(Written request): In the material below, find each line holding the string "text" and copy it.

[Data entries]
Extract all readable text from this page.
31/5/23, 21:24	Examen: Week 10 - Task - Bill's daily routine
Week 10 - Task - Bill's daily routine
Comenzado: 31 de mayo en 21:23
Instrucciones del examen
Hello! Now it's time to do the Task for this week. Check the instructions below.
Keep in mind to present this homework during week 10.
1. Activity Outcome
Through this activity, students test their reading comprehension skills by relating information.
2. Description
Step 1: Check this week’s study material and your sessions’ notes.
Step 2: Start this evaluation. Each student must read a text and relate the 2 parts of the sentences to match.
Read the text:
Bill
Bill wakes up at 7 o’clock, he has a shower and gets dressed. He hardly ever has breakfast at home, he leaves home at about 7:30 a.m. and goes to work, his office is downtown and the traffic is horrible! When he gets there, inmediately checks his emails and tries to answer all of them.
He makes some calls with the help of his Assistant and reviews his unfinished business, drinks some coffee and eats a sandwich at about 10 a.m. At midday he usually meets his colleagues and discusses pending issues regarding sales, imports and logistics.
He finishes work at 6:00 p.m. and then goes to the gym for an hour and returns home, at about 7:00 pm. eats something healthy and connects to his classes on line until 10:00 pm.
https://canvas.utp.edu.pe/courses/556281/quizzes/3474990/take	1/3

(Exercise answer):
Extract all readable text from this page.
Step 2: Start this evaluation. Each student must read a text and relate the 2 parts of the sentences to match.
Read the text:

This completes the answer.